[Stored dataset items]

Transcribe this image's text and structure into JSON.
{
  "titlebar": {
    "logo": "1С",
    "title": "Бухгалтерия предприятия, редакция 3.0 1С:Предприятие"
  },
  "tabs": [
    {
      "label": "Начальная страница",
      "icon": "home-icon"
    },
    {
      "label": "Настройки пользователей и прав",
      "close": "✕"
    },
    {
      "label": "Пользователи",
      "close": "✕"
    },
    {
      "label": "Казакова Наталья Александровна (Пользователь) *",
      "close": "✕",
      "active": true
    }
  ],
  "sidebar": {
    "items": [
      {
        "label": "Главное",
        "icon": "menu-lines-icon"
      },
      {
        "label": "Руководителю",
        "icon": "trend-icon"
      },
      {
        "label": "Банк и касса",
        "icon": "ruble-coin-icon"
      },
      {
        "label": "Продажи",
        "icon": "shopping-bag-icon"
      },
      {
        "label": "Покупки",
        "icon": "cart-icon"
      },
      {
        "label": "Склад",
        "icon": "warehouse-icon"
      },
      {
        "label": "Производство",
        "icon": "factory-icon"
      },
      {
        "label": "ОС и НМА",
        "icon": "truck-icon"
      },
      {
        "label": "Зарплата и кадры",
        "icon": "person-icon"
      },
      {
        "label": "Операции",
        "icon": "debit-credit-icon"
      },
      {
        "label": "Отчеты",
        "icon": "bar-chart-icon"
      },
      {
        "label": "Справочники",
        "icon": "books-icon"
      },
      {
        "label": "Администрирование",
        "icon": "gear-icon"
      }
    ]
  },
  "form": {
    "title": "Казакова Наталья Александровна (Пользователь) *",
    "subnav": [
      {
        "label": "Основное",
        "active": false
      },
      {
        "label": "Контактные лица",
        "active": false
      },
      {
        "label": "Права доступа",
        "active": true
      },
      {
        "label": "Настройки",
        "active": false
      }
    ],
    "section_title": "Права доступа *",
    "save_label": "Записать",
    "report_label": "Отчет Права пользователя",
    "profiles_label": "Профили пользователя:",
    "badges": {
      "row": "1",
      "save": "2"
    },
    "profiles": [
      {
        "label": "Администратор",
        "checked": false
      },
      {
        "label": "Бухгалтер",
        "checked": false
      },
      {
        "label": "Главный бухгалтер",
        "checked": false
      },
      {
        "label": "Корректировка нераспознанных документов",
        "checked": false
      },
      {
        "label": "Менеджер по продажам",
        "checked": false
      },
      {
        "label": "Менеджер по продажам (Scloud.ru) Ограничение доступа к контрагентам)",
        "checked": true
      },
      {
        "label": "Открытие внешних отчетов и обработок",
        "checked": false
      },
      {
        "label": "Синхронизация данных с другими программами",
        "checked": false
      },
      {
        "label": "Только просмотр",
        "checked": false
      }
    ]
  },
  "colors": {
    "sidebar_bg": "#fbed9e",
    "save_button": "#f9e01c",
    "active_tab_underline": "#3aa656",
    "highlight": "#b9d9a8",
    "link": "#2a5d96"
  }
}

* _PROBLEM STATEMENT_
Using the exact wording, write out all of the records.

* _COMPLETED TASK_
Transcribe this image's text and structure into JSON.
{
  "titlebar": {
    "logo": "1С",
    "title": "Бухгалтерия предприятия, редакция 3.0 1С:Предприятие"
  },
  "tabs": [
    {
      "label": "Начальная страница",
      "icon": "home-icon"
    },
    {
      "label": "Настройки пользователей и прав",
      "close": "✕"
    },
    {
      "label": "Пользователи",
      "close": "✕"
    },
    {
      "label": "Казакова Наталья Александровна (Пользователь) *",
      "close": "✕",
      "active": true
    }
  ],
  "sidebar": {
    "items": [
      {
        "label": "Главное",
        "icon": "menu-lines-icon"
      },
      {
        "label": "Руководителю",
        "icon": "trend-icon"
      },
      {
        "label": "Банк и касса",
        "icon": "ruble-coin-icon"
      },
      {
        "label": "Продажи",
        "icon": "shopping-bag-icon"
      },
      {
        "label": "Покупки",
        "icon": "cart-icon"
      },
      {
        "label": "Склад",
        "icon": "warehouse-icon"
      },
      {
        "label": "Производство",
        "icon": "factory-icon"
      },
      {
        "label": "ОС и НМА",
        "icon": "truck-icon"
      },
      {
        "label": "Зарплата и кадры",
        "icon": "person-icon"
      },
      {
        "label": "Операции",
        "icon": "debit-credit-icon"
      },
      {
        "label": "Отчеты",
        "icon": "bar-chart-icon"
      },
      {
        "label": "Справочники",
        "icon": "books-icon"
      },
      {
        "label": "Администрирование",
        "icon": "gear-icon"
      }
    ]
  },
  "form": {
    "title": "Казакова Наталья Александровна (Пользователь) *",
    "subnav": [
      {
        "label": "Основное",
        "active": false
      },
      {
        "label": "Контактные лица",
        "active": false
      },
      {
        "label": "Права доступа",
        "active": true
      },
      {
        "label": "Настройки",
        "active": false
      }
    ],
    "section_title": "Права доступа *",
    "save_label": "Записать",
    "report_label": "Отчет Права пользователя",
    "profiles_label": "Профили пользователя:",
    "badges": {
      "row": "1",
      "save": "2"
    },
    "profiles": [
      {
        "label": "Администратор",
        "checked": false
      },
      {
        "label": "Бухгалтер",
        "checked": false
      },
      {
        "label": "Главный бухгалтер",
        "checked": false
      },
      {
        "label": "Корректировка нераспознанных документов",
        "checked": false
      },
      {
        "label": "Менеджер по продажам",
        "checked": false
      },
      {
        "label": "Менеджер по продажам (Scloud.ru) Ограничение доступа к контрагентам)",
        "checked": true
      },
      {
        "label": "Открытие внешних отчетов и обработок",
        "checked": false
      },
      {
        "label": "Синхронизация данных с другими программами",
        "checked": false
      },
      {
        "label": "Только просмотр",
        "checked": false
      }
    ]
  },
  "colors": {
    "sidebar_bg": "#fbed9e",
    "save_button": "#f9e01c",
    "active_tab_underline": "#3aa656",
    "highlight": "#b9d9a8",
    "link": "#2a5d96"
  }
}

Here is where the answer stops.